## Begin Exercise input
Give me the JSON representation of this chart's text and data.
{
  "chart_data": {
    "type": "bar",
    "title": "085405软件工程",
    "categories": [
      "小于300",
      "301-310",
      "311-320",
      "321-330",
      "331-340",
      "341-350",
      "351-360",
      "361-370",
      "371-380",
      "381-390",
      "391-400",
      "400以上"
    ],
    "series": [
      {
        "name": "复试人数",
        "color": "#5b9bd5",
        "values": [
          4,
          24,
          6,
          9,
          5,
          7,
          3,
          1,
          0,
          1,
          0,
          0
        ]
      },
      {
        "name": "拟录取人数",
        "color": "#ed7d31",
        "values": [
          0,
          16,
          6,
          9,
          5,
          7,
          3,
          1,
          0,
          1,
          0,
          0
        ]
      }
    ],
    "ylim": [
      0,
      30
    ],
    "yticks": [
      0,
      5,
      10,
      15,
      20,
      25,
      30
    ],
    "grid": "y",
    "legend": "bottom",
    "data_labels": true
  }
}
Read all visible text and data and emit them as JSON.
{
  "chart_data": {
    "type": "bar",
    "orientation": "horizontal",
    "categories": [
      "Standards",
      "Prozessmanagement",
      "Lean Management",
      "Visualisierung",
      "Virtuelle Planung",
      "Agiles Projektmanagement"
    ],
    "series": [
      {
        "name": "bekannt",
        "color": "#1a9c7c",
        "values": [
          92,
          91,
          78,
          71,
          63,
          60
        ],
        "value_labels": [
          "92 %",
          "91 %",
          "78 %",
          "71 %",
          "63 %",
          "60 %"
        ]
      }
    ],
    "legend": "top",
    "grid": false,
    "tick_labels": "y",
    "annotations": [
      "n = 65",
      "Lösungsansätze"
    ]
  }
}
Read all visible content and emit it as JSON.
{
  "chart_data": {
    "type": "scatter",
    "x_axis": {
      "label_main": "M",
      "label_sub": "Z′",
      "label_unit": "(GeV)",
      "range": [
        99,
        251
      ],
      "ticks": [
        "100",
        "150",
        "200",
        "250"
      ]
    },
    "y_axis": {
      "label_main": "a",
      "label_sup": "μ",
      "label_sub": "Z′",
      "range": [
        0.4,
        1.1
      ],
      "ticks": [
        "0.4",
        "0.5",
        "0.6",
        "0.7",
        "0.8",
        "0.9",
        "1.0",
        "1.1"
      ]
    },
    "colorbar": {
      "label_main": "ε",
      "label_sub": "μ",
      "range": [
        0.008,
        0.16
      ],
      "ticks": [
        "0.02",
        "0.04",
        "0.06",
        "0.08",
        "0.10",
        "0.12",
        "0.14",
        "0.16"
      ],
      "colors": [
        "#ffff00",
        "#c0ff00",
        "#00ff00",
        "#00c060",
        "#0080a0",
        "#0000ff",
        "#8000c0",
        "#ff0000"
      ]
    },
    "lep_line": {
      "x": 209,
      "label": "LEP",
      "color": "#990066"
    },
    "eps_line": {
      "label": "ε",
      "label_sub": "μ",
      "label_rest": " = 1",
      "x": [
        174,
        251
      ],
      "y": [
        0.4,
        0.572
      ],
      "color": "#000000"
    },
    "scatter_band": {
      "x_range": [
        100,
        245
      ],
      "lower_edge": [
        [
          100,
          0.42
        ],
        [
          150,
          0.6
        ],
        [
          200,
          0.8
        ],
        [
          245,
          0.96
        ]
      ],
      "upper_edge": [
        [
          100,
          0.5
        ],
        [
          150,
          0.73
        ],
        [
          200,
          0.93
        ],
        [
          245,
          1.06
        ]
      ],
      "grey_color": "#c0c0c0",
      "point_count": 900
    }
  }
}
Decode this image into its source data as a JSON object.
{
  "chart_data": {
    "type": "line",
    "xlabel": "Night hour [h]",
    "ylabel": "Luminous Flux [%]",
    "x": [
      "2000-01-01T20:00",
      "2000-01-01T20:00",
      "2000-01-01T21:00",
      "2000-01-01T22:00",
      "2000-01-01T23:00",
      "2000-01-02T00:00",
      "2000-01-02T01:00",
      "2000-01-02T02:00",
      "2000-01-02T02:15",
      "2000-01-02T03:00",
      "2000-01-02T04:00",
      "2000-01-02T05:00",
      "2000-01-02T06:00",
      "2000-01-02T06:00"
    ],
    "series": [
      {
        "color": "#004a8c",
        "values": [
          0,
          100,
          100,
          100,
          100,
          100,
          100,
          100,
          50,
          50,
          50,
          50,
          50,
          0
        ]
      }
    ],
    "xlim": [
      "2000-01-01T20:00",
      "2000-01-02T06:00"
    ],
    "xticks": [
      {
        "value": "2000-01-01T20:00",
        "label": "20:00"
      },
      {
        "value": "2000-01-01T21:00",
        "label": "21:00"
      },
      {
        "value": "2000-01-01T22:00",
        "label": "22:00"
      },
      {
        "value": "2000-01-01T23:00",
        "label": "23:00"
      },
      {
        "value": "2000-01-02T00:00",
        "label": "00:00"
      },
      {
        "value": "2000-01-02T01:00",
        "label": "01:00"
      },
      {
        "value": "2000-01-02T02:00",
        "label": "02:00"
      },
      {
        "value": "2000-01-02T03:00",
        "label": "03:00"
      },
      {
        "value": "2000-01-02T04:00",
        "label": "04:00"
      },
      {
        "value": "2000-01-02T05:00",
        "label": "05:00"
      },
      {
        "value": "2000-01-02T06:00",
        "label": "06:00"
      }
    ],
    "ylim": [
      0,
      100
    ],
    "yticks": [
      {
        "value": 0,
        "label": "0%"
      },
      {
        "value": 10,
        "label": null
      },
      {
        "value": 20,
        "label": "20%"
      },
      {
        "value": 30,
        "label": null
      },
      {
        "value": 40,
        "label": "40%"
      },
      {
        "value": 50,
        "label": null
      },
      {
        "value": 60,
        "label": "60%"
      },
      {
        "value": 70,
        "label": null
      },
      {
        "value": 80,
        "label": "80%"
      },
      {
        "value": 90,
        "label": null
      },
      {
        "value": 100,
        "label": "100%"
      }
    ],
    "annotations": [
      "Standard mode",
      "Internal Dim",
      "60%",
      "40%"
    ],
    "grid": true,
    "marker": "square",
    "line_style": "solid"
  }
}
## End Exercise input
> _What you are asked to do_:
Transcribe the material exactly as it reads.

> _Solved exercise_:
Give me the JSON representation of this chart's text and data.
{
  "chart_data": {
    "type": "bar",
    "title": "085405软件工程",
    "categories": [
      "小于300",
      "301-310",
      "311-320",
      "321-330",
      "331-340",
      "341-350",
      "351-360",
      "361-370",
      "371-380",
      "381-390",
      "391-400",
      "400以上"
    ],
    "series": [
      {
        "name": "复试人数",
        "color": "#5b9bd5",
        "values": [
          4,
          24,
          6,
          9,
          5,
          7,
          3,
          1,
          0,
          1,
          0,
          0
        ]
      },
      {
        "name": "拟录取人数",
        "color": "#ed7d31",
        "values": [
          0,
          16,
          6,
          9,
          5,
          7,
          3,
          1,
          0,
          1,
          0,
          0
        ]
      }
    ],
    "ylim": [
      0,
      30
    ],
    "yticks": [
      0,
      5,
      10,
      15,
      20,
      25,
      30
    ],
    "grid": "y",
    "legend": "bottom",
    "data_labels": true
  }
}
Read all visible text and data and emit them as JSON.
{
  "chart_data": {
    "type": "bar",
    "orientation": "horizontal",
    "categories": [
      "Standards",
      "Prozessmanagement",
      "Lean Management",
      "Visualisierung",
      "Virtuelle Planung",
      "Agiles Projektmanagement"
    ],
    "series": [
      {
        "name": "bekannt",
        "color": "#1a9c7c",
        "values": [
          92,
          91,
          78,
          71,
          63,
          60
        ],
        "value_labels": [
          "92 %",
          "91 %",
          "78 %",
          "71 %",
          "63 %",
          "60 %"
        ]
      }
    ],
    "legend": "top",
    "grid": false,
    "tick_labels": "y",
    "annotations": [
      "n = 65",
      "Lösungsansätze"
    ]
  }
}
Read all visible content and emit it as JSON.
{
  "chart_data": {
    "type": "scatter",
    "x_axis": {
      "label_main": "M",
      "label_sub": "Z′",
      "label_unit": "(GeV)",
      "range": [
        99,
        251
      ],
      "ticks": [
        "100",
        "150",
        "200",
        "250"
      ]
    },
    "y_axis": {
      "label_main": "a",
      "label_sup": "μ",
      "label_sub": "Z′",
      "range": [
        0.4,
        1.1
      ],
      "ticks": [
        "0.4",
        "0.5",
        "0.6",
        "0.7",
        "0.8",
        "0.9",
        "1.0",
        "1.1"
      ]
    },
    "colorbar": {
      "label_main": "ε",
      "label_sub": "μ",
      "range": [
        0.008,
        0.16
      ],
      "ticks": [
        "0.02",
        "0.04",
        "0.06",
        "0.08",
        "0.10",
        "0.12",
        "0.14",
        "0.16"
      ],
      "colors": [
        "#ffff00",
        "#c0ff00",
        "#00ff00",
        "#00c060",
        "#0080a0",
        "#0000ff",
        "#8000c0",
        "#ff0000"
      ]
    },
    "lep_line": {
      "x": 209,
      "label": "LEP",
      "color": "#990066"
    },
    "eps_line": {
      "label": "ε",
      "label_sub": "μ",
      "label_rest": " = 1",
      "x": [
        174,
        251
      ],
      "y": [
        0.4,
        0.572
      ],
      "color": "#000000"
    },
    "scatter_band": {
      "x_range": [
        100,
        245
      ],
      "lower_edge": [
        [
          100,
          0.42
        ],
        [
          150,
          0.6
        ],
        [
          200,
          0.8
        ],
        [
          245,
          0.96
        ]
      ],
      "upper_edge": [
        [
          100,
          0.5
        ],
        [
          150,
          0.73
        ],
        [
          200,
          0.93
        ],
        [
          245,
          1.06
        ]
      ],
      "grey_color": "#c0c0c0",
      "point_count": 900
    }
  }
}
Decode this image into its source data as a JSON object.
{
  "chart_data": {
    "type": "line",
    "xlabel": "Night hour [h]",
    "ylabel": "Luminous Flux [%]",
    "x": [
      "2000-01-01T20:00",
      "2000-01-01T20:00",
      "2000-01-01T21:00",
      "2000-01-01T22:00",
      "2000-01-01T23:00",
      "2000-01-02T00:00",
      "2000-01-02T01:00",
      "2000-01-02T02:00",
      "2000-01-02T02:15",
      "2000-01-02T03:00",
      "2000-01-02T04:00",
      "2000-01-02T05:00",
      "2000-01-02T06:00",
      "2000-01-02T06:00"
    ],
    "series": [
      {
        "color": "#004a8c",
        "values": [
          0,
          100,
          100,
          100,
          100,
          100,
          100,
          100,
          50,
          50,
          50,
          50,
          50,
          0
        ]
      }
    ],
    "xlim": [
      "2000-01-01T20:00",
      "2000-01-02T06:00"
    ],
    "xticks": [
      {
        "value": "2000-01-01T20:00",
        "label": "20:00"
      },
      {
        "value": "2000-01-01T21:00",
        "label": "21:00"
      },
      {
        "value": "2000-01-01T22:00",
        "label": "22:00"
      },
      {
        "value": "2000-01-01T23:00",
        "label": "23:00"
      },
      {
        "value": "2000-01-02T00:00",
        "label": "00:00"
      },
      {
        "value": "2000-01-02T01:00",
        "label": "01:00"
      },
      {
        "value": "2000-01-02T02:00",
        "label": "02:00"
      },
      {
        "value": "2000-01-02T03:00",
        "label": "03:00"
      },
      {
        "value": "2000-01-02T04:00",
        "label": "04:00"
      },
      {
        "value": "2000-01-02T05:00",
        "label": "05:00"
      },
      {
        "value": "2000-01-02T06:00",
        "label": "06:00"
      }
    ],
    "ylim": [
      0,
      100
    ],
    "yticks": [
      {
        "value": 0,
        "label": "0%"
      },
      {
        "value": 10,
        "label": null
      },
      {
        "value": 20,
        "label": "20%"
      },
      {
        "value": 30,
        "label": null
      },
      {
        "value": 40,
        "label": "40%"
      },
      {
        "value": 50,
        "label": null
      },
      {
        "value": 60,
        "label": "60%"
      },
      {
        "value": 70,
        "label": null
      },
      {
        "value": 80,
        "label": "80%"
      },
      {
        "value": 90,
        "label": null
      },
      {
        "value": 100,
        "label": "100%"
      }
    ],
    "annotations": [
      "Standard mode",
      "Internal Dim",
      "60%",
      "40%"
    ],
    "grid": true,
    "marker": "square",
    "line_style": "solid"
  }
}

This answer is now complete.